» **Work required**:
Count lines with "type" in them. Report only the total.

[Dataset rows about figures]
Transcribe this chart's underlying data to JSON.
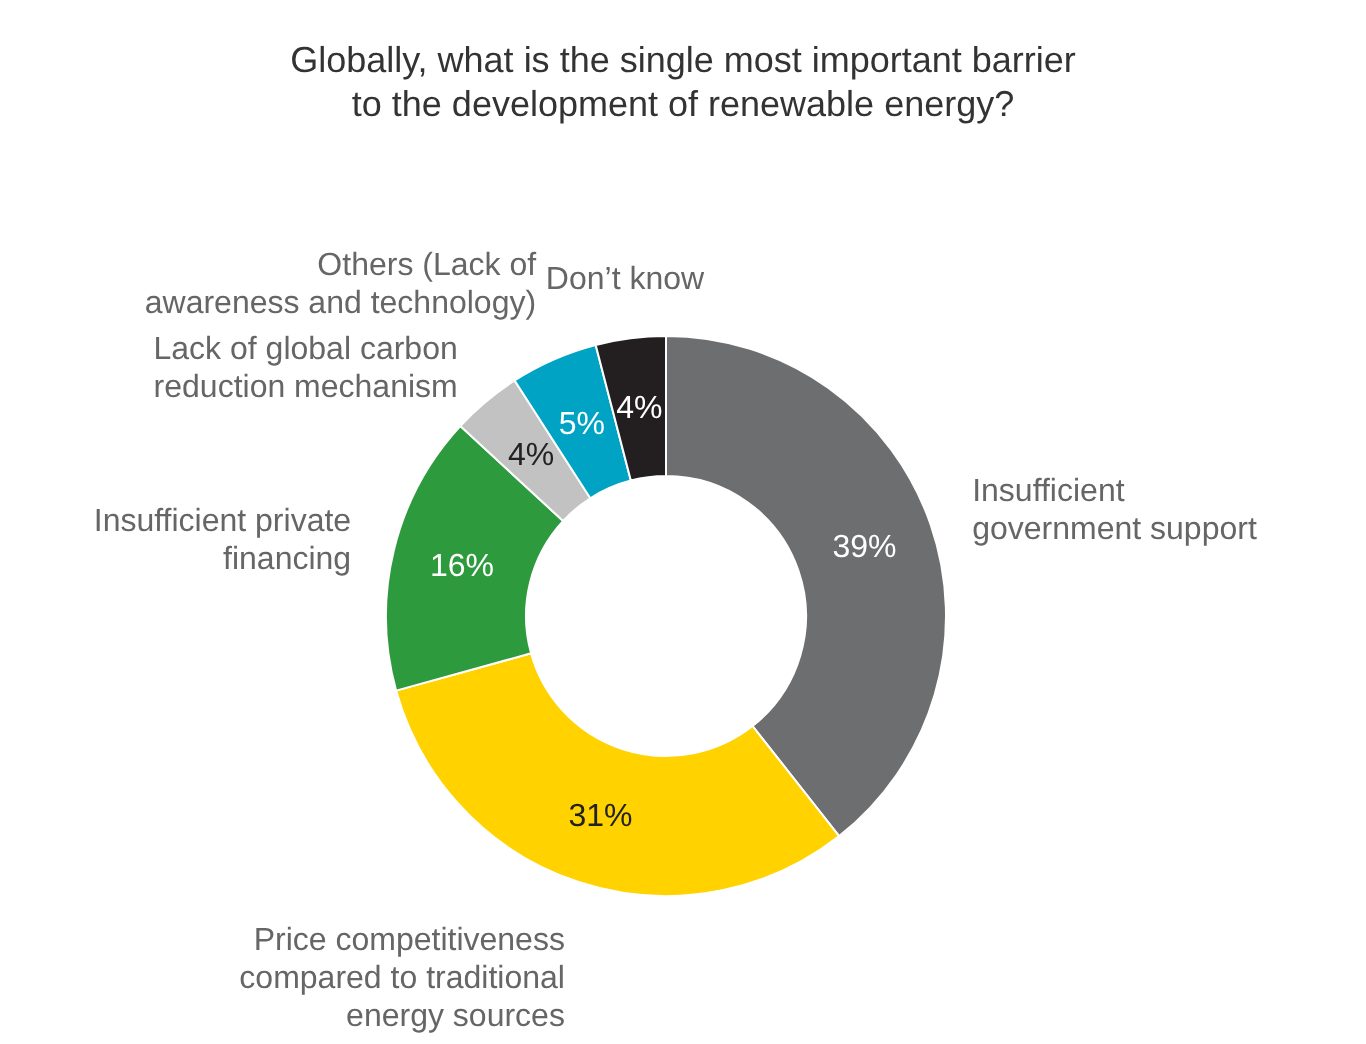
{
  "chart_data": {
    "type": "donut",
    "title": "Globally, what is the single most important barrier\nto the development of renewable energy?",
    "categories": [
      "Insufficient\ngovernment support",
      "Price competitiveness\ncompared to traditional\nenergy sources",
      "Insufficient private\nfinancing",
      "Lack of global carbon\nreduction mechanism",
      "Others (Lack of\nawareness and technology)",
      "Don’t know"
    ],
    "values": [
      39,
      31,
      16,
      4,
      5,
      4
    ],
    "colors": [
      "#6d6e70",
      "#ffd200",
      "#2e9a3e",
      "#c2c2c2",
      "#00a3c4",
      "#231f20"
    ],
    "value_labels": [
      "39%",
      "31%",
      "16%",
      "4%",
      "5%",
      "4%"
    ]
  }
}
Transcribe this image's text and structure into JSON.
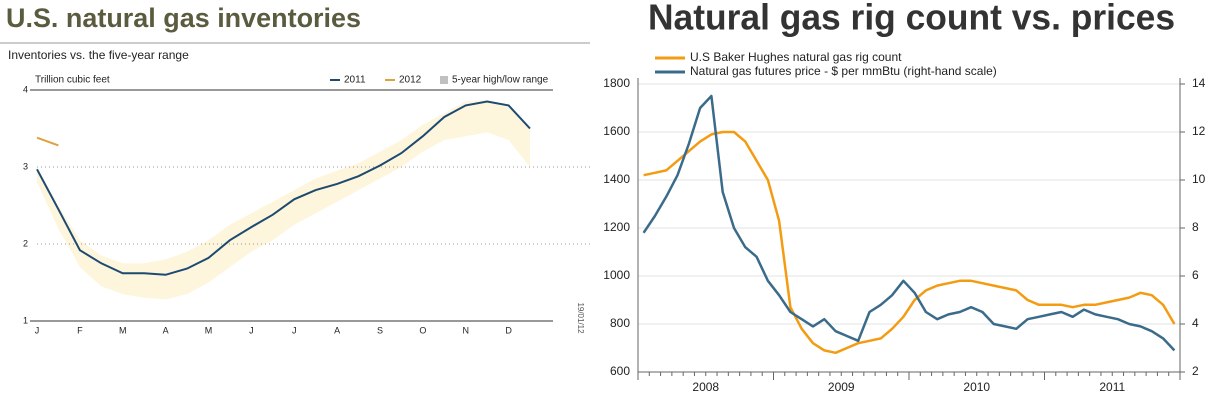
{
  "chart_data": [
    {
      "type": "line",
      "title": "U.S. natural gas inventories",
      "subtitle": "Inventories vs. the five-year range",
      "y_label": "Trillion cubic feet",
      "categories": [
        "J",
        null,
        "F",
        null,
        "M",
        null,
        "A",
        null,
        "M",
        null,
        "J",
        null,
        "J",
        null,
        "A",
        null,
        "S",
        null,
        "O",
        null,
        "N",
        null,
        "D",
        null
      ],
      "ylim": [
        1,
        4
      ],
      "yticks": [
        1,
        2,
        3,
        4
      ],
      "series": [
        {
          "name": "2011",
          "color": "#1d4a72",
          "values": [
            2.97,
            2.45,
            1.92,
            1.75,
            1.62,
            1.62,
            1.6,
            1.68,
            1.82,
            2.05,
            2.22,
            2.38,
            2.58,
            2.7,
            2.78,
            2.88,
            3.02,
            3.18,
            3.4,
            3.65,
            3.8,
            3.85,
            3.8,
            3.5
          ]
        },
        {
          "name": "2012",
          "color": "#e0a040",
          "values": [
            3.38,
            3.28,
            null,
            null,
            null,
            null,
            null,
            null,
            null,
            null,
            null,
            null,
            null,
            null,
            null,
            null,
            null,
            null,
            null,
            null,
            null,
            null,
            null,
            null
          ]
        }
      ],
      "range": {
        "name": "5-year high/low range",
        "color": "#fdf5dc",
        "legend_color": "#c0c0c0",
        "high": [
          3.0,
          2.5,
          2.05,
          1.85,
          1.75,
          1.75,
          1.8,
          1.9,
          2.05,
          2.25,
          2.4,
          2.55,
          2.7,
          2.85,
          2.95,
          3.05,
          3.2,
          3.35,
          3.55,
          3.7,
          3.85,
          3.87,
          3.8,
          3.5
        ],
        "low": [
          2.8,
          2.2,
          1.7,
          1.45,
          1.35,
          1.3,
          1.28,
          1.35,
          1.5,
          1.7,
          1.9,
          2.05,
          2.25,
          2.4,
          2.55,
          2.7,
          2.85,
          3.0,
          3.2,
          3.35,
          3.4,
          3.45,
          3.35,
          3.0
        ]
      }
    },
    {
      "type": "line",
      "title": "Natural gas rig count vs. prices",
      "note": "19/01/12",
      "categories": [
        null,
        null,
        null,
        null,
        null,
        null,
        "2008",
        null,
        null,
        null,
        null,
        null,
        null,
        null,
        null,
        null,
        null,
        null,
        "2009",
        null,
        null,
        null,
        null,
        null,
        null,
        null,
        null,
        null,
        null,
        null,
        "2010",
        null,
        null,
        null,
        null,
        null,
        null,
        null,
        null,
        null,
        null,
        null,
        "2011",
        null,
        null,
        null,
        null,
        null
      ],
      "ylim": [
        600,
        1800
      ],
      "yticks": [
        600,
        800,
        1000,
        1200,
        1400,
        1600,
        1800
      ],
      "y2lim": [
        2,
        14
      ],
      "y2ticks": [
        2,
        4,
        6,
        8,
        10,
        12,
        14
      ],
      "series": [
        {
          "name": "U.S Baker Hughes natural gas rig count",
          "color": "#f39c12",
          "values": [
            1420,
            1430,
            1440,
            1480,
            1520,
            1560,
            1590,
            1600,
            1600,
            1560,
            1480,
            1400,
            1230,
            870,
            780,
            720,
            690,
            680,
            700,
            720,
            730,
            740,
            780,
            830,
            900,
            940,
            960,
            970,
            980,
            980,
            970,
            960,
            950,
            940,
            900,
            880,
            880,
            880,
            870,
            880,
            880,
            890,
            900,
            910,
            930,
            920,
            880,
            800
          ]
        },
        {
          "name": "Natural gas futures price - $ per mmBtu (right-hand scale)",
          "color": "#3b6b8a",
          "axis": "y2",
          "values": [
            7.8,
            8.5,
            9.3,
            10.2,
            11.5,
            13.0,
            13.5,
            9.5,
            8.0,
            7.2,
            6.8,
            5.8,
            5.2,
            4.5,
            4.2,
            3.9,
            4.2,
            3.7,
            3.5,
            3.3,
            4.5,
            4.8,
            5.2,
            5.8,
            5.3,
            4.5,
            4.2,
            4.4,
            4.5,
            4.7,
            4.5,
            4.0,
            3.9,
            3.8,
            4.2,
            4.3,
            4.4,
            4.5,
            4.3,
            4.6,
            4.4,
            4.3,
            4.2,
            4.0,
            3.9,
            3.7,
            3.4,
            2.9
          ]
        }
      ]
    }
  ]
}
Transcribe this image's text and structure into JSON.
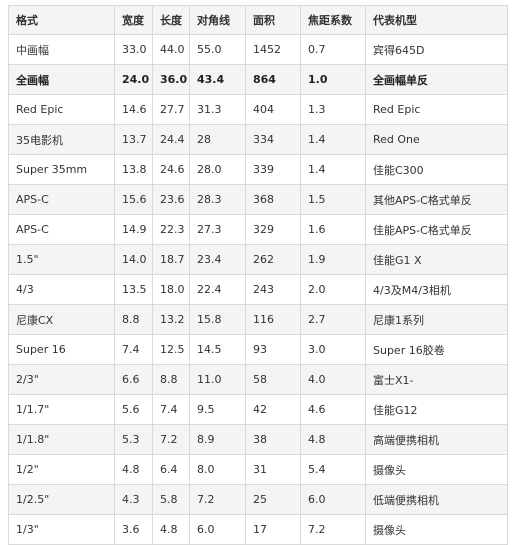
{
  "table": {
    "headers": [
      "格式",
      "宽度",
      "长度",
      "对角线",
      "面积",
      "焦距系数",
      "代表机型"
    ],
    "bold_row_index": 1,
    "rows": [
      [
        "中画幅",
        "33.0",
        "44.0",
        "55.0",
        "1452",
        "0.7",
        "宾得645D"
      ],
      [
        "全画幅",
        "24.0",
        "36.0",
        "43.4",
        "864",
        "1.0",
        "全画幅单反"
      ],
      [
        "Red Epic",
        "14.6",
        "27.7",
        "31.3",
        "404",
        "1.3",
        "Red Epic"
      ],
      [
        "35电影机",
        "13.7",
        "24.4",
        "28",
        "334",
        "1.4",
        "Red One"
      ],
      [
        "Super 35mm",
        "13.8",
        "24.6",
        "28.0",
        "339",
        "1.4",
        "佳能C300"
      ],
      [
        "APS-C",
        "15.6",
        "23.6",
        "28.3",
        "368",
        "1.5",
        "其他APS-C格式单反"
      ],
      [
        "APS-C",
        "14.9",
        "22.3",
        "27.3",
        "329",
        "1.6",
        "佳能APS-C格式单反"
      ],
      [
        "1.5\"",
        "14.0",
        "18.7",
        "23.4",
        "262",
        "1.9",
        "佳能G1 X"
      ],
      [
        "4/3",
        "13.5",
        "18.0",
        "22.4",
        "243",
        "2.0",
        "4/3及M4/3相机"
      ],
      [
        "尼康CX",
        "8.8",
        "13.2",
        "15.8",
        "116",
        "2.7",
        "尼康1系列"
      ],
      [
        "Super 16",
        "7.4",
        "12.5",
        "14.5",
        "93",
        "3.0",
        "Super 16胶卷"
      ],
      [
        "2/3\"",
        "6.6",
        "8.8",
        "11.0",
        "58",
        "4.0",
        "富士X1-"
      ],
      [
        "1/1.7\"",
        "5.6",
        "7.4",
        "9.5",
        "42",
        "4.6",
        "佳能G12"
      ],
      [
        "1/1.8\"",
        "5.3",
        "7.2",
        "8.9",
        "38",
        "4.8",
        "高端便携相机"
      ],
      [
        "1/2\"",
        "4.8",
        "6.4",
        "8.0",
        "31",
        "5.4",
        "摄像头"
      ],
      [
        "1/2.5\"",
        "4.3",
        "5.8",
        "7.2",
        "25",
        "6.0",
        "低端便携相机"
      ],
      [
        "1/3\"",
        "3.6",
        "4.8",
        "6.0",
        "17",
        "7.2",
        "摄像头"
      ]
    ]
  }
}
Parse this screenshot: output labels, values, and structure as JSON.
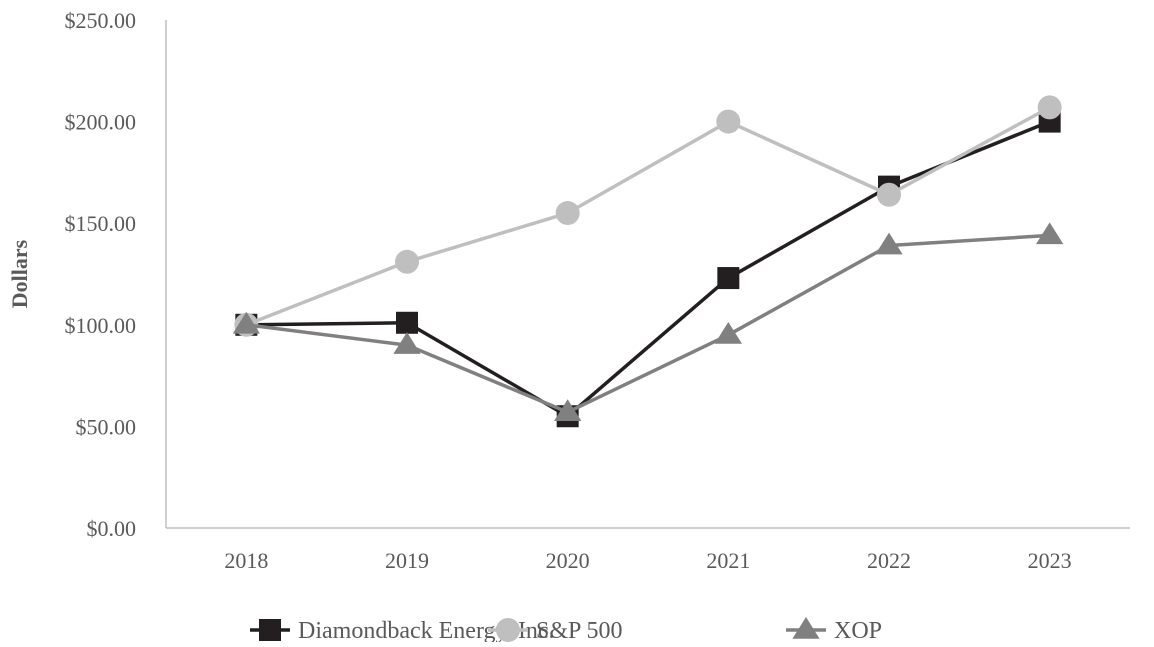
{
  "chart_data": {
    "type": "line",
    "ylabel": "Dollars",
    "xlabel": "",
    "categories": [
      "2018",
      "2019",
      "2020",
      "2021",
      "2022",
      "2023"
    ],
    "ylim": [
      0,
      250
    ],
    "yticks": [
      0,
      50,
      100,
      150,
      200,
      250
    ],
    "ytick_labels": [
      "$0.00",
      "$50.00",
      "$100.00",
      "$150.00",
      "$200.00",
      "$250.00"
    ],
    "grid": false,
    "legend_position": "bottom",
    "series": [
      {
        "name": "Diamondback Energy, Inc.",
        "values": [
          100,
          101,
          55,
          123,
          168,
          200
        ],
        "color": "#231f20",
        "marker": "square"
      },
      {
        "name": "S&P 500",
        "values": [
          100,
          131,
          155,
          200,
          164,
          207
        ],
        "color": "#bfbfbf",
        "marker": "circle"
      },
      {
        "name": "XOP",
        "values": [
          100,
          90,
          57,
          95,
          139,
          144
        ],
        "color": "#808080",
        "marker": "triangle"
      }
    ]
  }
}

» **Solution for this problem**:
4